- **STATED EXERCISE**
Your job is to retype all of the data word for word, leaving every image out.

(Rows from a dataset)
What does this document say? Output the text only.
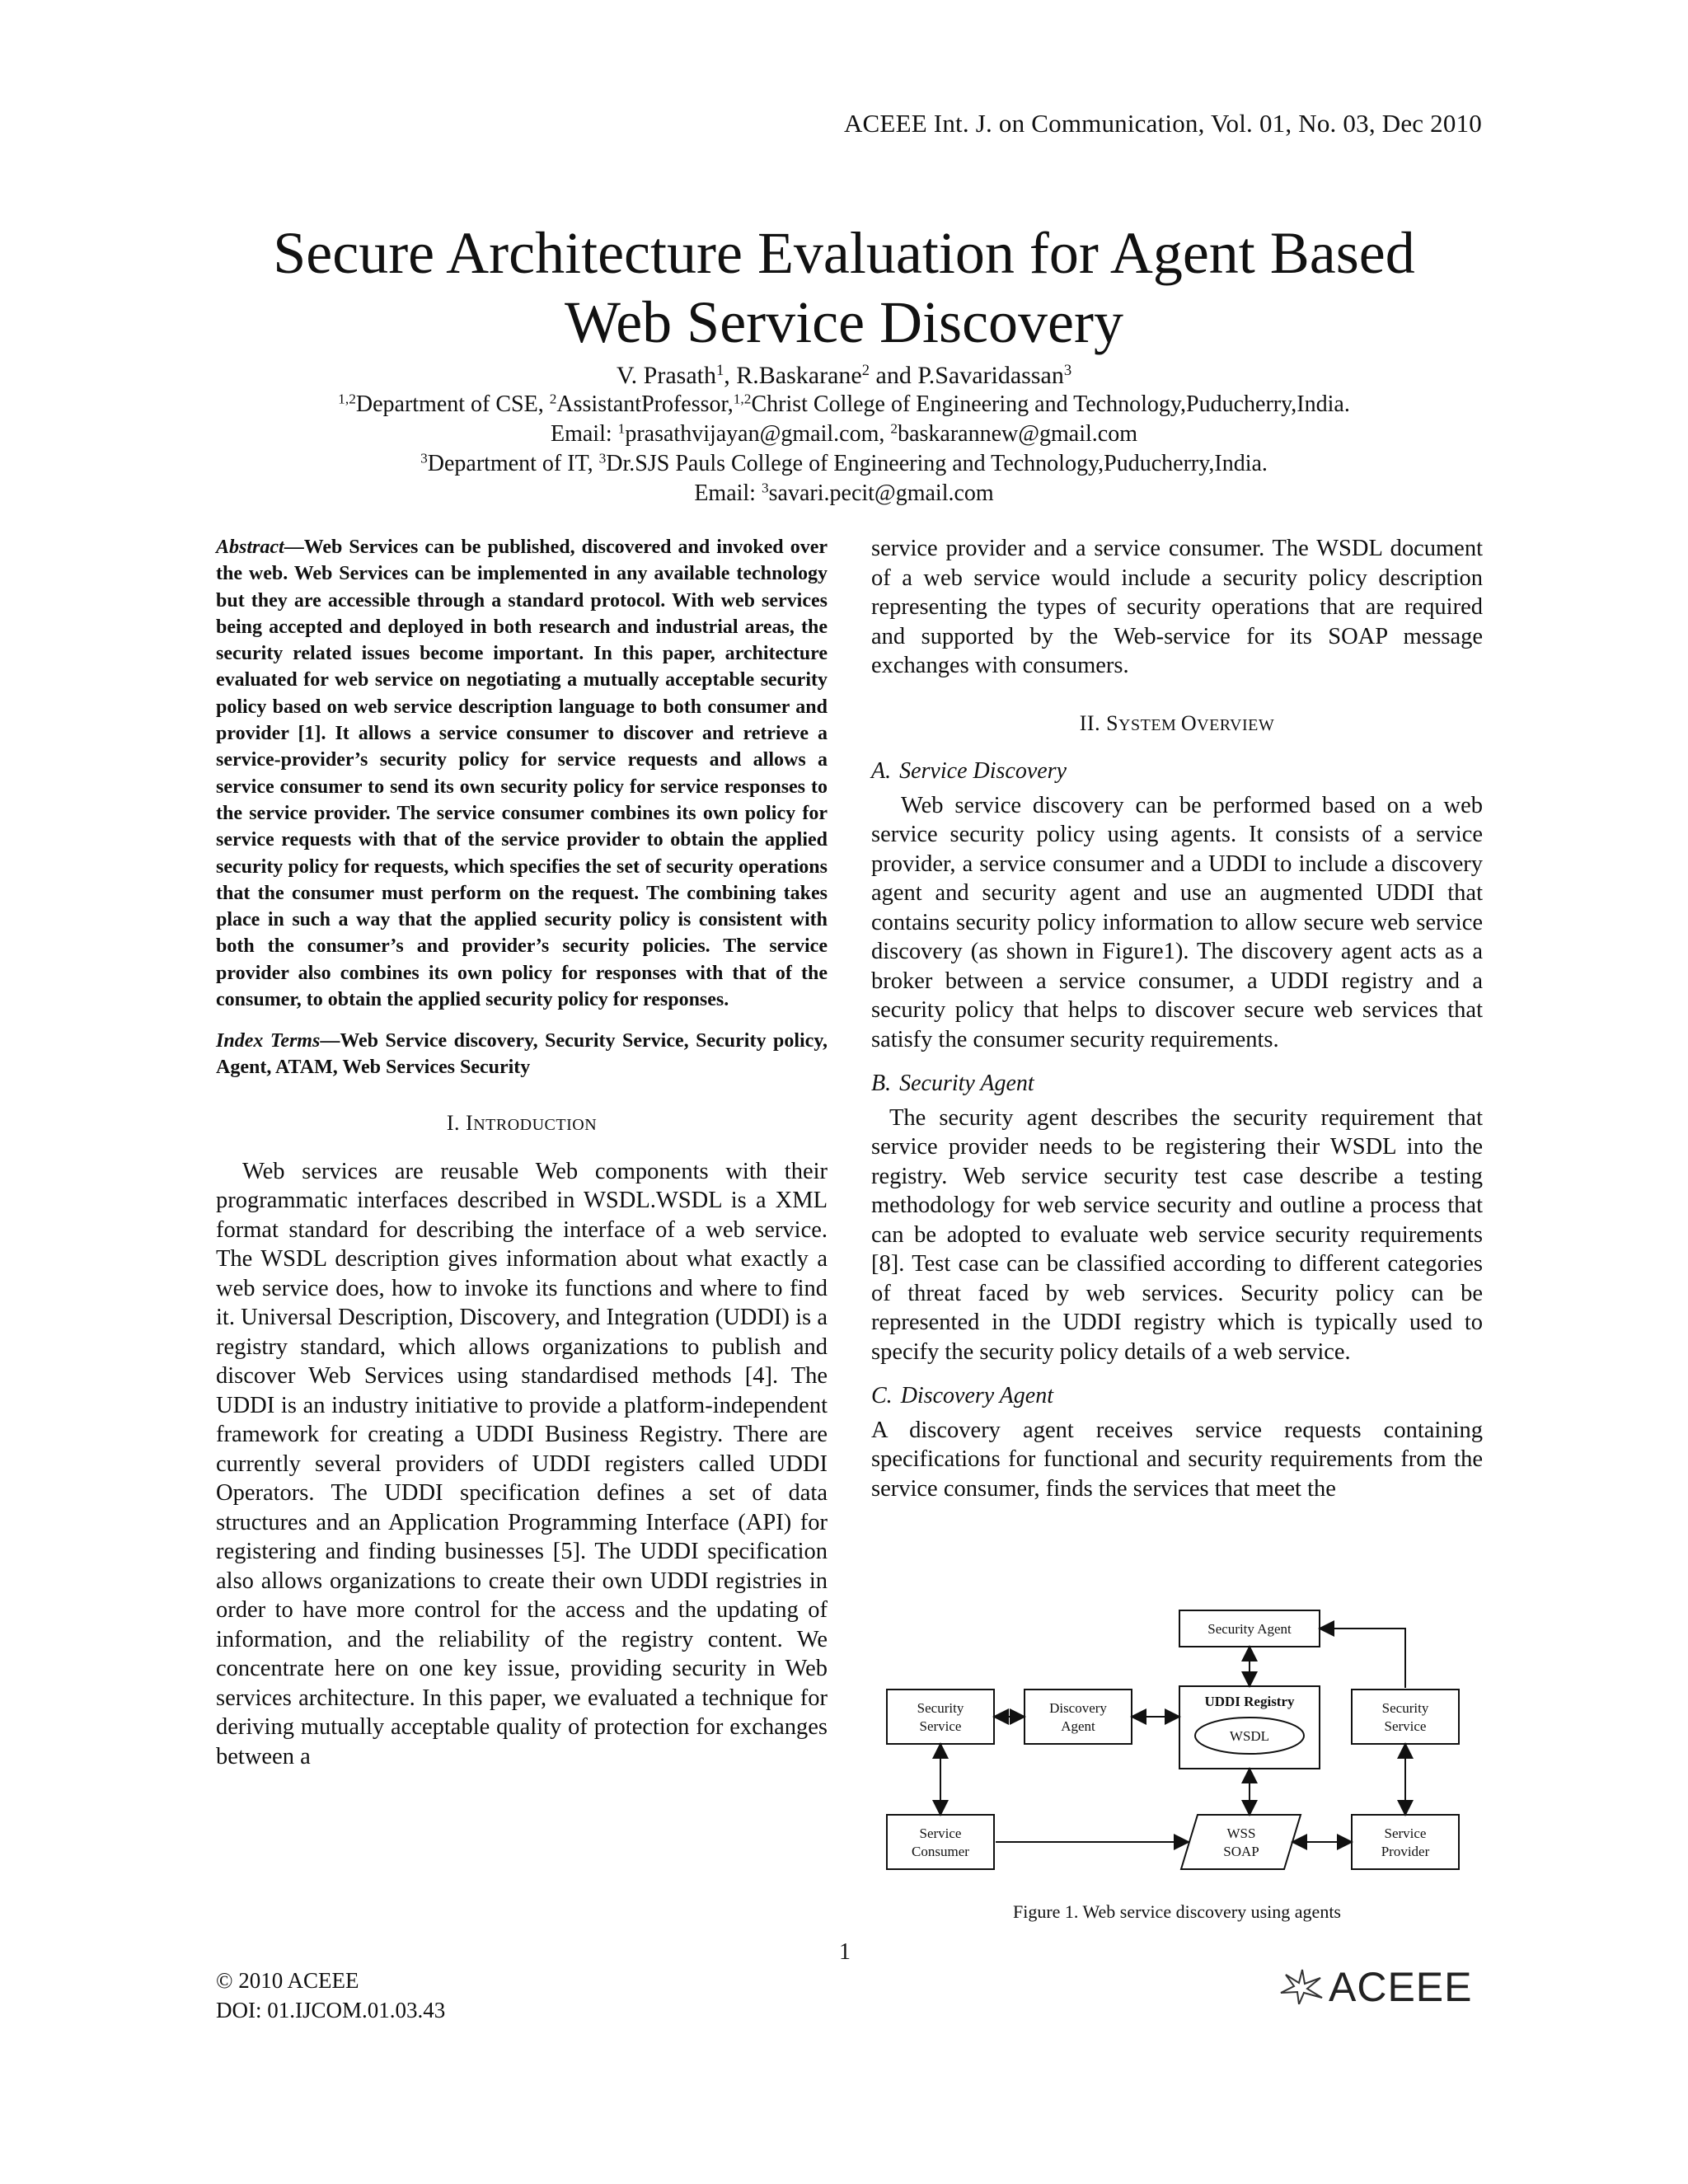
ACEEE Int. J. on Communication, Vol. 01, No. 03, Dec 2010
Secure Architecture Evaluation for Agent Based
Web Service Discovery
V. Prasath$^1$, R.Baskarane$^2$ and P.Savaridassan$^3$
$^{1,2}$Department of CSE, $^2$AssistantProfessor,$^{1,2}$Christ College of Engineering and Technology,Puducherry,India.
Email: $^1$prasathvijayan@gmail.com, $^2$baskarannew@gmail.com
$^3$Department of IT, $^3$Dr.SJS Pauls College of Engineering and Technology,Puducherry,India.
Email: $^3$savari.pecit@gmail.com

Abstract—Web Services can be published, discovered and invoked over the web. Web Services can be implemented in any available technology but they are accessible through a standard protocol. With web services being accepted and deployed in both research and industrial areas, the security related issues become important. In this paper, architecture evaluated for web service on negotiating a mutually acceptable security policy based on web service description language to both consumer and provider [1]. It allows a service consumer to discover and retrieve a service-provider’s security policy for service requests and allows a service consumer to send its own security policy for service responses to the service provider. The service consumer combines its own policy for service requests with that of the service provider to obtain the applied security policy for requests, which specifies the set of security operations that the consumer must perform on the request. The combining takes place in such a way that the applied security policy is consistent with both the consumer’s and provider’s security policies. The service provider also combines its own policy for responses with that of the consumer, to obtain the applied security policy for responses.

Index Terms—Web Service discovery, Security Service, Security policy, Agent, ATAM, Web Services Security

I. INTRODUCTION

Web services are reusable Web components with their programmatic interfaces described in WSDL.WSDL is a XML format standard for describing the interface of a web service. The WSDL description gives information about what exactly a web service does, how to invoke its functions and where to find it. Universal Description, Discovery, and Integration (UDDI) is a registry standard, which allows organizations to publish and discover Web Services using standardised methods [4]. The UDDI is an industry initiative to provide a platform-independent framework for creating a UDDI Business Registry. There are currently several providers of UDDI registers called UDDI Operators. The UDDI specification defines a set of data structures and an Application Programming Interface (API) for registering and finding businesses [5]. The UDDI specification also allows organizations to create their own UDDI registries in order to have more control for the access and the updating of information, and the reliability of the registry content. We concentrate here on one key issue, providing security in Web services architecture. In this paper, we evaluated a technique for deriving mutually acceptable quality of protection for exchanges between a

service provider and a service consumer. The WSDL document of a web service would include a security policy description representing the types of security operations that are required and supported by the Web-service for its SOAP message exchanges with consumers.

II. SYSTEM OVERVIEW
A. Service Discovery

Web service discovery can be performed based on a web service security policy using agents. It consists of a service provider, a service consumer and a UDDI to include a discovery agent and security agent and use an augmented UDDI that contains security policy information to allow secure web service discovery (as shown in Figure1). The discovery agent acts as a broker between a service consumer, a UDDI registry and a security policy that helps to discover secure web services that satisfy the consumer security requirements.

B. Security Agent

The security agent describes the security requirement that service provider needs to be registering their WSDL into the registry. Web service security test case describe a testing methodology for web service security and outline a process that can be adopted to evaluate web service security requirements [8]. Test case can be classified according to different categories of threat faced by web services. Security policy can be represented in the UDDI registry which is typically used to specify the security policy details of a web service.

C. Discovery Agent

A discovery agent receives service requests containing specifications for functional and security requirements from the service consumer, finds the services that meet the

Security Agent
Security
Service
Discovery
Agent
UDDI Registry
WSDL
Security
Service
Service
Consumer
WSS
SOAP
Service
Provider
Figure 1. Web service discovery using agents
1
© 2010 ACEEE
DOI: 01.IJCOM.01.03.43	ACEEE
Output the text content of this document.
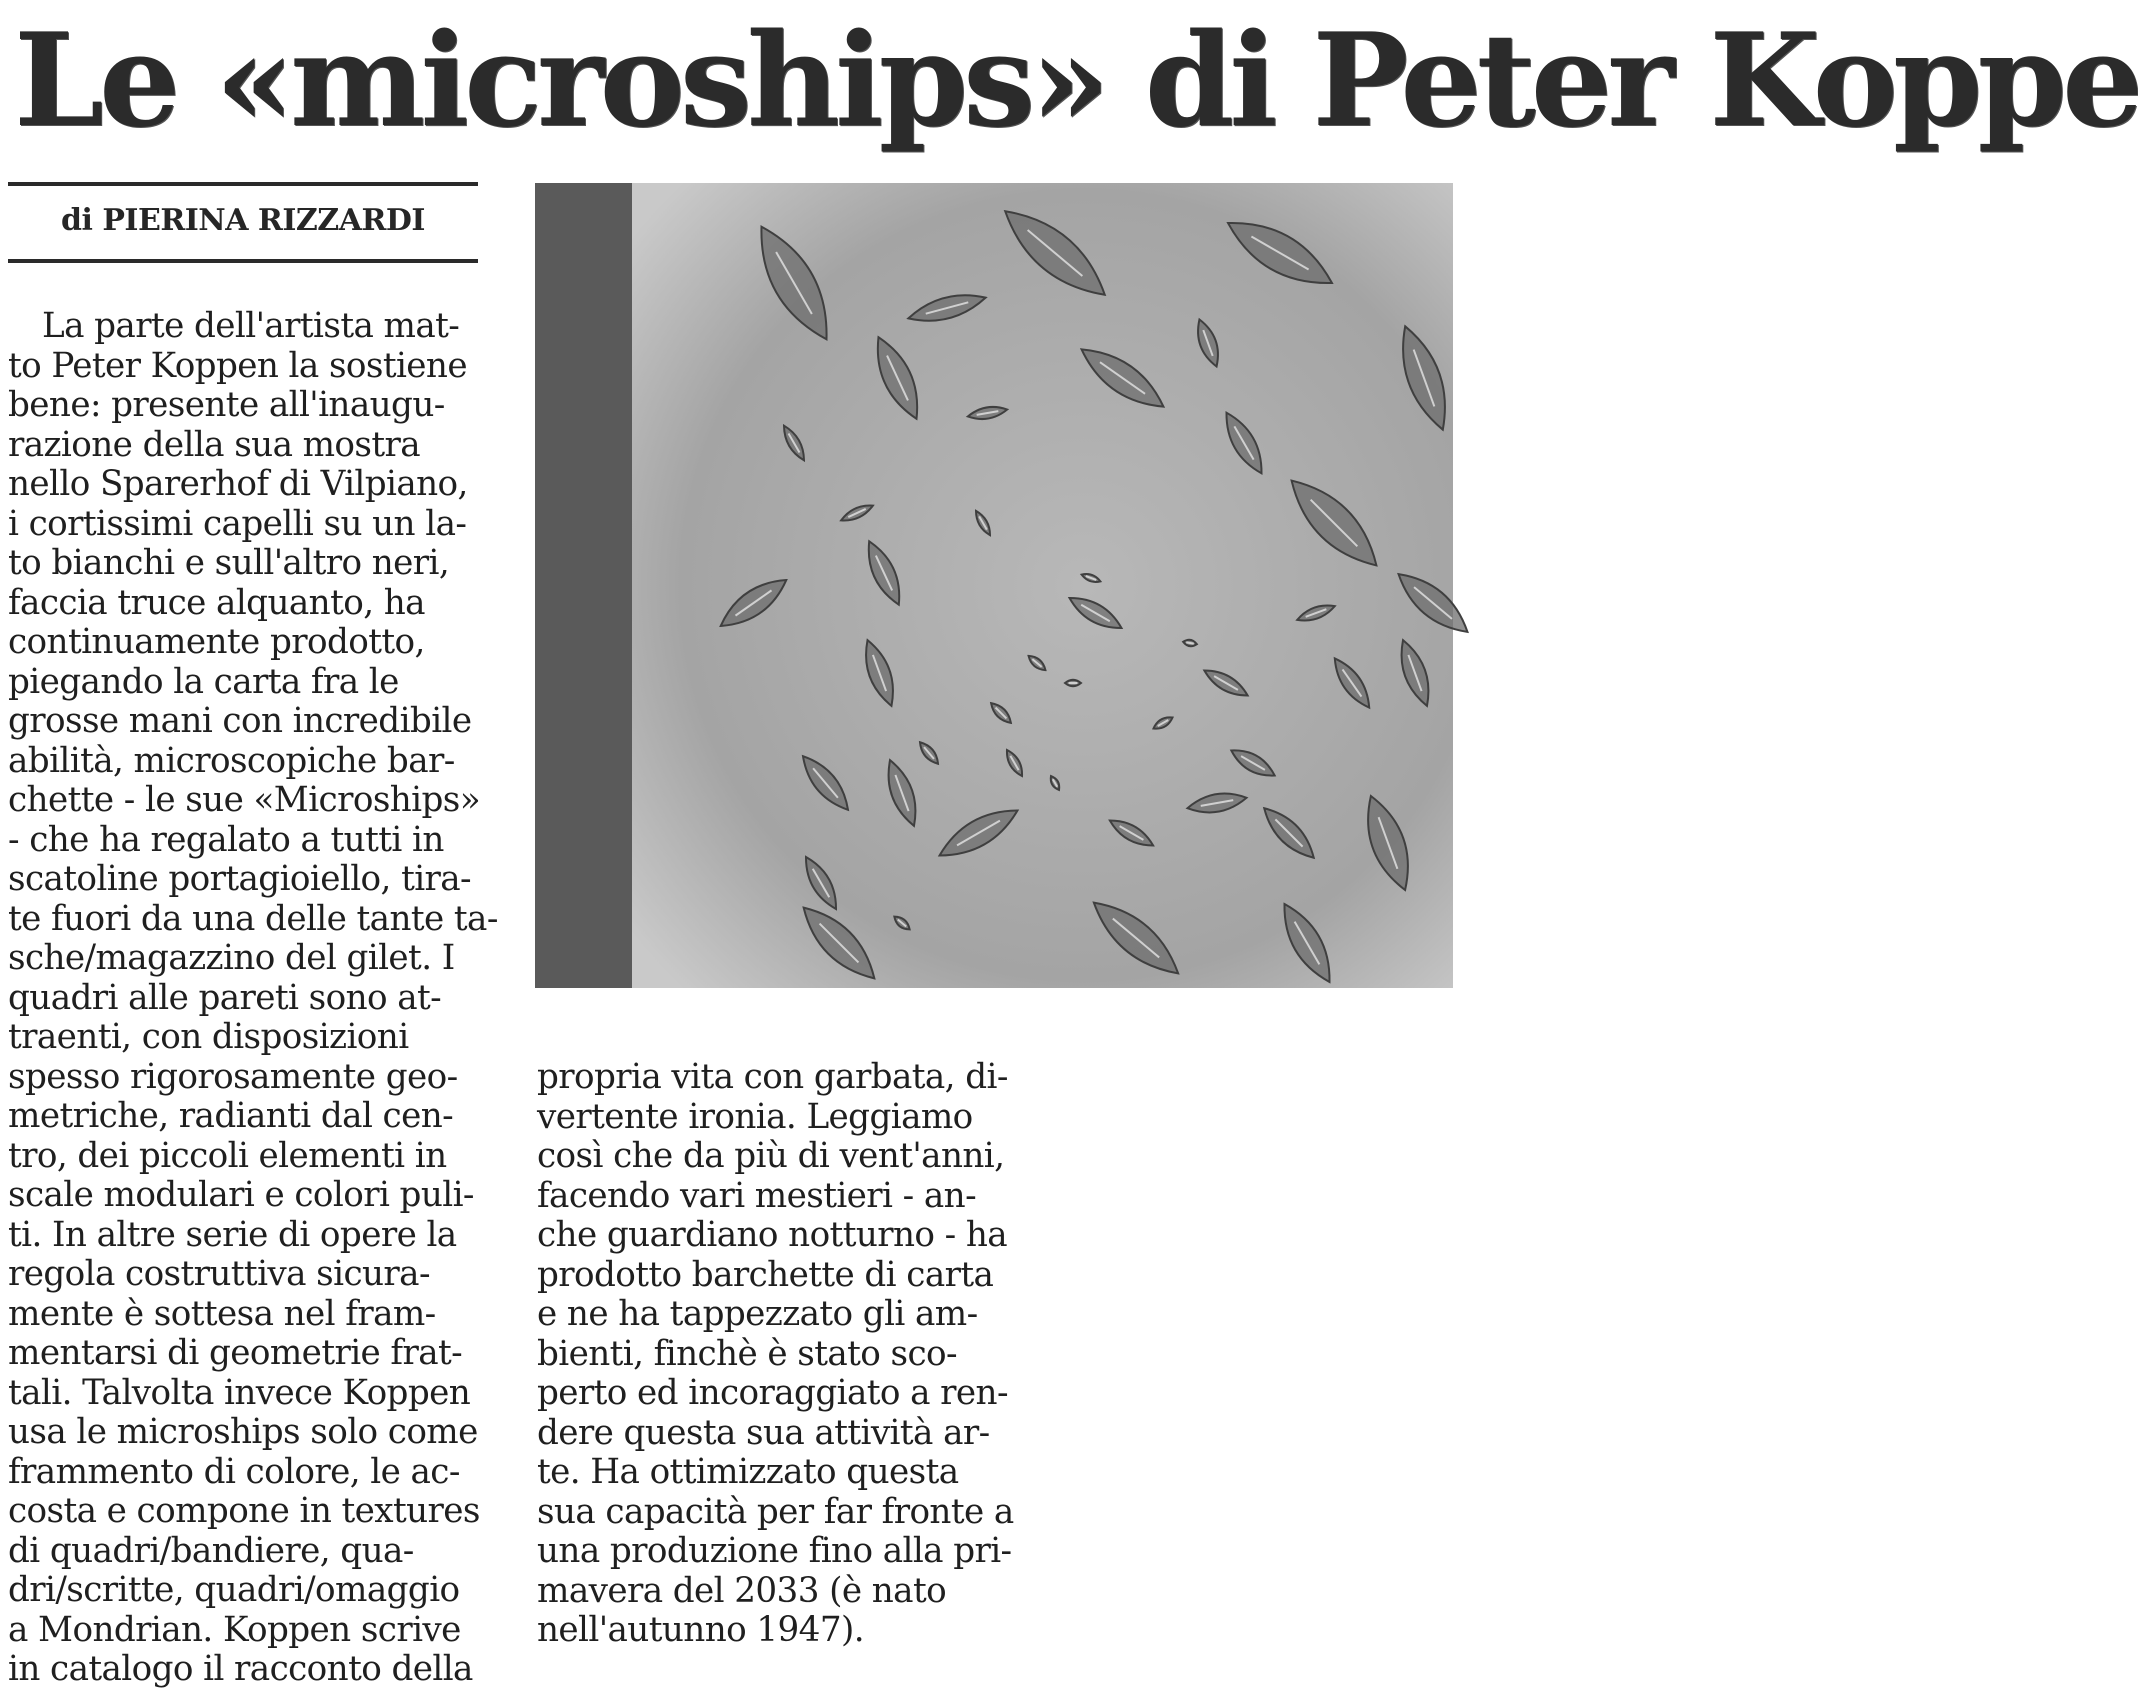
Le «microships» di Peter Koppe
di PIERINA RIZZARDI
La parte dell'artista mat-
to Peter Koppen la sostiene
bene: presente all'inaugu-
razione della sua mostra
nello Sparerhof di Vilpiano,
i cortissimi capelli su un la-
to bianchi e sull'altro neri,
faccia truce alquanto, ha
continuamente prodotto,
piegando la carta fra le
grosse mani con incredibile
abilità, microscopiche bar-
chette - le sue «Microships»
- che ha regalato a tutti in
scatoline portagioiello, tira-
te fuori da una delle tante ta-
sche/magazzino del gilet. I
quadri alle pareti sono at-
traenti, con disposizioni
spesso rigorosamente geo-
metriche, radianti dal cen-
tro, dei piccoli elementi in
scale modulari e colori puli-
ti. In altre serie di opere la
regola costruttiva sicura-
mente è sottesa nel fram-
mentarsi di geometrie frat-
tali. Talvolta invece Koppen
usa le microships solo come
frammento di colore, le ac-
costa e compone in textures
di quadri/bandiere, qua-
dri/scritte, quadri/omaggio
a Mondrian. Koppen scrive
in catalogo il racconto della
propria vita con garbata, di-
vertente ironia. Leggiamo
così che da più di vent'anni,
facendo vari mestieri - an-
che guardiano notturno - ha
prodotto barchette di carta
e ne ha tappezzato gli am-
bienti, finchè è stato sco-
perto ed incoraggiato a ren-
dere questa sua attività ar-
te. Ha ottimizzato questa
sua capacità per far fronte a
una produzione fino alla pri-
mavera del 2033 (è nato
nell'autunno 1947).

- **SOLVED PROBLEM**
What does this document say? Output the text only.
ACEEE Int. J. on Communication, Vol. 01, No. 03, Dec 2010
Secure Architecture Evaluation for Agent Based
Web Service Discovery
V. Prasath$^1$, R.Baskarane$^2$ and P.Savaridassan$^3$
$^{1,2}$Department of CSE, $^2$AssistantProfessor,$^{1,2}$Christ College of Engineering and Technology,Puducherry,India.
Email: $^1$prasathvijayan@gmail.com, $^2$baskarannew@gmail.com
$^3$Department of IT, $^3$Dr.SJS Pauls College of Engineering and Technology,Puducherry,India.
Email: $^3$savari.pecit@gmail.com

Abstract—Web Services can be published, discovered and invoked over the web. Web Services can be implemented in any available technology but they are accessible through a standard protocol. With web services being accepted and deployed in both research and industrial areas, the security related issues become important. In this paper, architecture evaluated for web service on negotiating a mutually acceptable security policy based on web service description language to both consumer and provider [1]. It allows a service consumer to discover and retrieve a service-provider’s security policy for service requests and allows a service consumer to send its own security policy for service responses to the service provider. The service consumer combines its own policy for service requests with that of the service provider to obtain the applied security policy for requests, which specifies the set of security operations that the consumer must perform on the request. The combining takes place in such a way that the applied security policy is consistent with both the consumer’s and provider’s security policies. The service provider also combines its own policy for responses with that of the consumer, to obtain the applied security policy for responses.

Index Terms—Web Service discovery, Security Service, Security policy, Agent, ATAM, Web Services Security

I. INTRODUCTION

Web services are reusable Web components with their programmatic interfaces described in WSDL.WSDL is a XML format standard for describing the interface of a web service. The WSDL description gives information about what exactly a web service does, how to invoke its functions and where to find it. Universal Description, Discovery, and Integration (UDDI) is a registry standard, which allows organizations to publish and discover Web Services using standardised methods [4]. The UDDI is an industry initiative to provide a platform-independent framework for creating a UDDI Business Registry. There are currently several providers of UDDI registers called UDDI Operators. The UDDI specification defines a set of data structures and an Application Programming Interface (API) for registering and finding businesses [5]. The UDDI specification also allows organizations to create their own UDDI registries in order to have more control for the access and the updating of information, and the reliability of the registry content. We concentrate here on one key issue, providing security in Web services architecture. In this paper, we evaluated a technique for deriving mutually acceptable quality of protection for exchanges between a

service provider and a service consumer. The WSDL document of a web service would include a security policy description representing the types of security operations that are required and supported by the Web-service for its SOAP message exchanges with consumers.

II. SYSTEM OVERVIEW
A. Service Discovery

Web service discovery can be performed based on a web service security policy using agents. It consists of a service provider, a service consumer and a UDDI to include a discovery agent and security agent and use an augmented UDDI that contains security policy information to allow secure web service discovery (as shown in Figure1). The discovery agent acts as a broker between a service consumer, a UDDI registry and a security policy that helps to discover secure web services that satisfy the consumer security requirements.

B. Security Agent

The security agent describes the security requirement that service provider needs to be registering their WSDL into the registry. Web service security test case describe a testing methodology for web service security and outline a process that can be adopted to evaluate web service security requirements [8]. Test case can be classified according to different categories of threat faced by web services. Security policy can be represented in the UDDI registry which is typically used to specify the security policy details of a web service.

C. Discovery Agent

A discovery agent receives service requests containing specifications for functional and security requirements from the service consumer, finds the services that meet the

Security Agent
Security
Service
Discovery
Agent
UDDI Registry
WSDL
Security
Service
Service
Consumer
WSS
SOAP
Service
Provider
Figure 1. Web service discovery using agents
1
© 2010 ACEEE
DOI: 01.IJCOM.01.03.43	ACEEE
Output the text content of this document.
Le «microships» di Peter Koppe
di PIERINA RIZZARDI
La parte dell'artista mat-
to Peter Koppen la sostiene
bene: presente all'inaugu-
razione della sua mostra
nello Sparerhof di Vilpiano,
i cortissimi capelli su un la-
to bianchi e sull'altro neri,
faccia truce alquanto, ha
continuamente prodotto,
piegando la carta fra le
grosse mani con incredibile
abilità, microscopiche bar-
chette - le sue «Microships»
- che ha regalato a tutti in
scatoline portagioiello, tira-
te fuori da una delle tante ta-
sche/magazzino del gilet. I
quadri alle pareti sono at-
traenti, con disposizioni
spesso rigorosamente geo-
metriche, radianti dal cen-
tro, dei piccoli elementi in
scale modulari e colori puli-
ti. In altre serie di opere la
regola costruttiva sicura-
mente è sottesa nel fram-
mentarsi di geometrie frat-
tali. Talvolta invece Koppen
usa le microships solo come
frammento di colore, le ac-
costa e compone in textures
di quadri/bandiere, qua-
dri/scritte, quadri/omaggio
a Mondrian. Koppen scrive
in catalogo il racconto della
propria vita con garbata, di-
vertente ironia. Leggiamo
così che da più di vent'anni,
facendo vari mestieri - an-
che guardiano notturno - ha
prodotto barchette di carta
e ne ha tappezzato gli am-
bienti, finchè è stato sco-
perto ed incoraggiato a ren-
dere questa sua attività ar-
te. Ha ottimizzato questa
sua capacità per far fronte a
una produzione fino alla pri-
mavera del 2033 (è nato
nell'autunno 1947).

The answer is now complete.